EXERCISE PROMPT -> Any picture among the records should be left out, please; retype the rest exactly.

RECORDS PROVIDED ->
※ ※ ※

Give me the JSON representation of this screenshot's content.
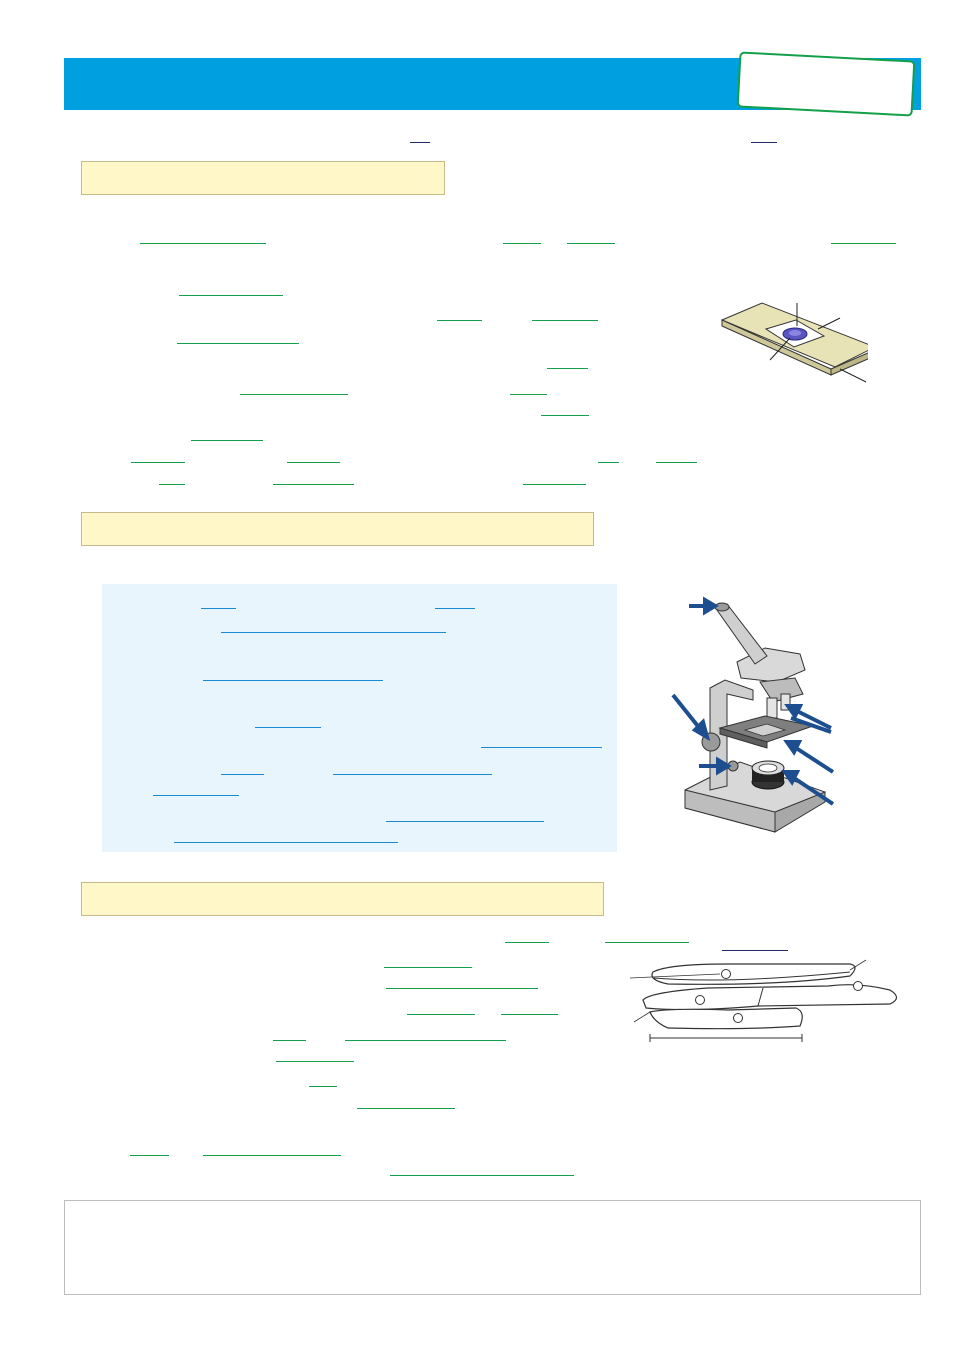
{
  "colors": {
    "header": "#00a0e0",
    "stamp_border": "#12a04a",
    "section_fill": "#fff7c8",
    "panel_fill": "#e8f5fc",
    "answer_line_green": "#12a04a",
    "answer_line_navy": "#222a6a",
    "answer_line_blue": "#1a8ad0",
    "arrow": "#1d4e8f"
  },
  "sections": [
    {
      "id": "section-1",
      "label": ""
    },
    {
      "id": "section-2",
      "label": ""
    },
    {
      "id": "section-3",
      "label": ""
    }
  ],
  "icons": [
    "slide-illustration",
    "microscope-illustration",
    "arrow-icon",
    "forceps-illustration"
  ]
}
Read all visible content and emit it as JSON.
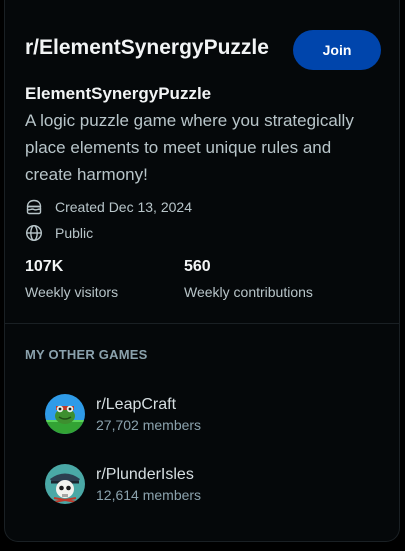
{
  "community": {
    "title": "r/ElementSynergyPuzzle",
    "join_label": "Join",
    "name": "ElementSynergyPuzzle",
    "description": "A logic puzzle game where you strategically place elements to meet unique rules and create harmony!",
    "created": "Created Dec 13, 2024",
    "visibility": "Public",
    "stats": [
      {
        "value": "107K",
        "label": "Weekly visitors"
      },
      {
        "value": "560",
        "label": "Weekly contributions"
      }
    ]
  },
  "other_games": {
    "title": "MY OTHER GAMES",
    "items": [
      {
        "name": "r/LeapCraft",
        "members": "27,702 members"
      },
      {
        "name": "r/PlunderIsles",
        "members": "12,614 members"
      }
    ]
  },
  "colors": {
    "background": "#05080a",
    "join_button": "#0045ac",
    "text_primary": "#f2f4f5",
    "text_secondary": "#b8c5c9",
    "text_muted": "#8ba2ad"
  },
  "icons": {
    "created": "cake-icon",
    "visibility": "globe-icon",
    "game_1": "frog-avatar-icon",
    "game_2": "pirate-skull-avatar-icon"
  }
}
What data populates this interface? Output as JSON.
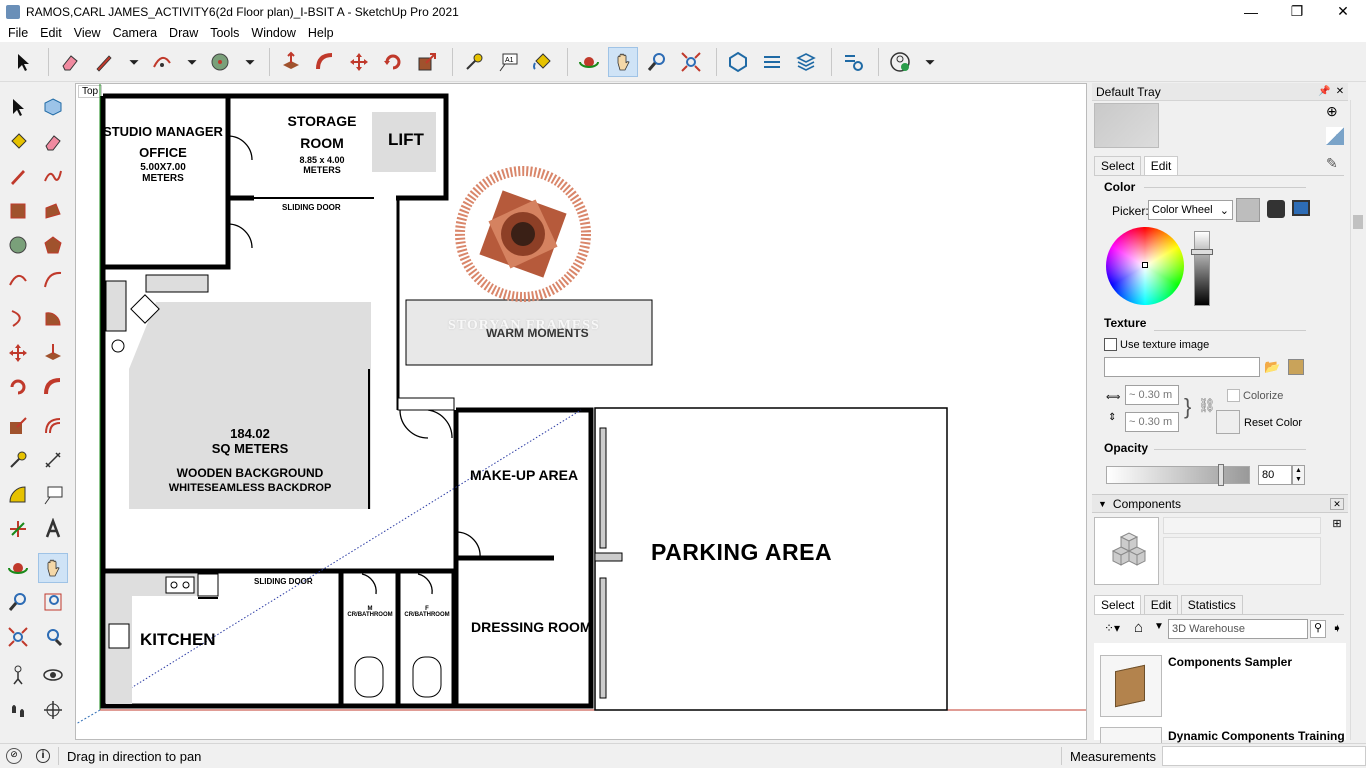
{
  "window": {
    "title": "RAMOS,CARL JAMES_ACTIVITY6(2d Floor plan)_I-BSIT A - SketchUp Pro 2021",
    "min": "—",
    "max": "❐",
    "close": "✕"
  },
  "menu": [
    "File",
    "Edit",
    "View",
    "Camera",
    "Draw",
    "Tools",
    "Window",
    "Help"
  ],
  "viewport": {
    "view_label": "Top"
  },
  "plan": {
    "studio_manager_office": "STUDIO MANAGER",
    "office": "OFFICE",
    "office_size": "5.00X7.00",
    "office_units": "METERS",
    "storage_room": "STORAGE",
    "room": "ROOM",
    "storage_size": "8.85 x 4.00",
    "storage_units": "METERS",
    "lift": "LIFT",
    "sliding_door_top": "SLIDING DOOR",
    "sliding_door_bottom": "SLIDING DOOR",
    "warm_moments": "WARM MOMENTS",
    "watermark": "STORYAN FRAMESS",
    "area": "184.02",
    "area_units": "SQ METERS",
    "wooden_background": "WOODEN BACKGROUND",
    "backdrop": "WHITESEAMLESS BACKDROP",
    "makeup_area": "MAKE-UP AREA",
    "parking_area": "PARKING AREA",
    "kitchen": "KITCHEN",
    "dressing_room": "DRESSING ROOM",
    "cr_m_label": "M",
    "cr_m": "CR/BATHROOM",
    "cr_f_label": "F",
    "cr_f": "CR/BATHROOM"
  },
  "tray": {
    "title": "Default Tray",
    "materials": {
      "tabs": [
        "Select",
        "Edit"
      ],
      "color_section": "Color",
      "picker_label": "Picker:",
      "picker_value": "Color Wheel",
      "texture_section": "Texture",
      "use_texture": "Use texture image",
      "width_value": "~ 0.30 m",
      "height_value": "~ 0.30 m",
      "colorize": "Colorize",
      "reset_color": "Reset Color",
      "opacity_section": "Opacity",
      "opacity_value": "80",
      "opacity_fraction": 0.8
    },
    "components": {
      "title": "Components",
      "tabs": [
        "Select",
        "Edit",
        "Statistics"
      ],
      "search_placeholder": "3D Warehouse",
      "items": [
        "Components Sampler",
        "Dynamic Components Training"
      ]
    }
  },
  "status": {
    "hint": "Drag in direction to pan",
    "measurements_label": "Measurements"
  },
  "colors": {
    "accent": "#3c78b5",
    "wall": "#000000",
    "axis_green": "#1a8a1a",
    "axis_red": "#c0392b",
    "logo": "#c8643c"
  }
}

※ ※ ※

EXPECTED ANSWER ->
Give me the JSON representation of this screenshot's content.
{
  "colors": {
    "header": "#00a0e0",
    "stamp_border": "#12a04a",
    "section_fill": "#fff7c8",
    "panel_fill": "#e8f5fc",
    "answer_line_green": "#12a04a",
    "answer_line_navy": "#222a6a",
    "answer_line_blue": "#1a8ad0",
    "arrow": "#1d4e8f"
  },
  "sections": [
    {
      "id": "section-1",
      "label": ""
    },
    {
      "id": "section-2",
      "label": ""
    },
    {
      "id": "section-3",
      "label": ""
    }
  ],
  "icons": [
    "slide-illustration",
    "microscope-illustration",
    "arrow-icon",
    "forceps-illustration"
  ]
}
Read all visible content and emit it as JSON.
{
  "community": {
    "title": "r/ElementSynergyPuzzle",
    "join_label": "Join",
    "name": "ElementSynergyPuzzle",
    "description": "A logic puzzle game where you strategically place elements to meet unique rules and create harmony!",
    "created": "Created Dec 13, 2024",
    "visibility": "Public",
    "stats": [
      {
        "value": "107K",
        "label": "Weekly visitors"
      },
      {
        "value": "560",
        "label": "Weekly contributions"
      }
    ]
  },
  "other_games": {
    "title": "MY OTHER GAMES",
    "items": [
      {
        "name": "r/LeapCraft",
        "members": "27,702 members"
      },
      {
        "name": "r/PlunderIsles",
        "members": "12,614 members"
      }
    ]
  },
  "colors": {
    "background": "#05080a",
    "join_button": "#0045ac",
    "text_primary": "#f2f4f5",
    "text_secondary": "#b8c5c9",
    "text_muted": "#8ba2ad"
  },
  "icons": {
    "created": "cake-icon",
    "visibility": "globe-icon",
    "game_1": "frog-avatar-icon",
    "game_2": "pirate-skull-avatar-icon"
  }
}
What data populates this interface? Output as JSON.
{
  "window": {
    "title": "RAMOS,CARL JAMES_ACTIVITY6(2d Floor plan)_I-BSIT A - SketchUp Pro 2021",
    "min": "—",
    "max": "❐",
    "close": "✕"
  },
  "menu": [
    "File",
    "Edit",
    "View",
    "Camera",
    "Draw",
    "Tools",
    "Window",
    "Help"
  ],
  "viewport": {
    "view_label": "Top"
  },
  "plan": {
    "studio_manager_office": "STUDIO MANAGER",
    "office": "OFFICE",
    "office_size": "5.00X7.00",
    "office_units": "METERS",
    "storage_room": "STORAGE",
    "room": "ROOM",
    "storage_size": "8.85 x 4.00",
    "storage_units": "METERS",
    "lift": "LIFT",
    "sliding_door_top": "SLIDING DOOR",
    "sliding_door_bottom": "SLIDING DOOR",
    "warm_moments": "WARM MOMENTS",
    "watermark": "STORYAN FRAMESS",
    "area": "184.02",
    "area_units": "SQ METERS",
    "wooden_background": "WOODEN BACKGROUND",
    "backdrop": "WHITESEAMLESS BACKDROP",
    "makeup_area": "MAKE-UP AREA",
    "parking_area": "PARKING AREA",
    "kitchen": "KITCHEN",
    "dressing_room": "DRESSING ROOM",
    "cr_m_label": "M",
    "cr_m": "CR/BATHROOM",
    "cr_f_label": "F",
    "cr_f": "CR/BATHROOM"
  },
  "tray": {
    "title": "Default Tray",
    "materials": {
      "tabs": [
        "Select",
        "Edit"
      ],
      "color_section": "Color",
      "picker_label": "Picker:",
      "picker_value": "Color Wheel",
      "texture_section": "Texture",
      "use_texture": "Use texture image",
      "width_value": "~ 0.30 m",
      "height_value": "~ 0.30 m",
      "colorize": "Colorize",
      "reset_color": "Reset Color",
      "opacity_section": "Opacity",
      "opacity_value": "80",
      "opacity_fraction": 0.8
    },
    "components": {
      "title": "Components",
      "tabs": [
        "Select",
        "Edit",
        "Statistics"
      ],
      "search_placeholder": "3D Warehouse",
      "items": [
        "Components Sampler",
        "Dynamic Components Training"
      ]
    }
  },
  "status": {
    "hint": "Drag in direction to pan",
    "measurements_label": "Measurements"
  },
  "colors": {
    "accent": "#3c78b5",
    "wall": "#000000",
    "axis_green": "#1a8a1a",
    "axis_red": "#c0392b",
    "logo": "#c8643c"
  }
}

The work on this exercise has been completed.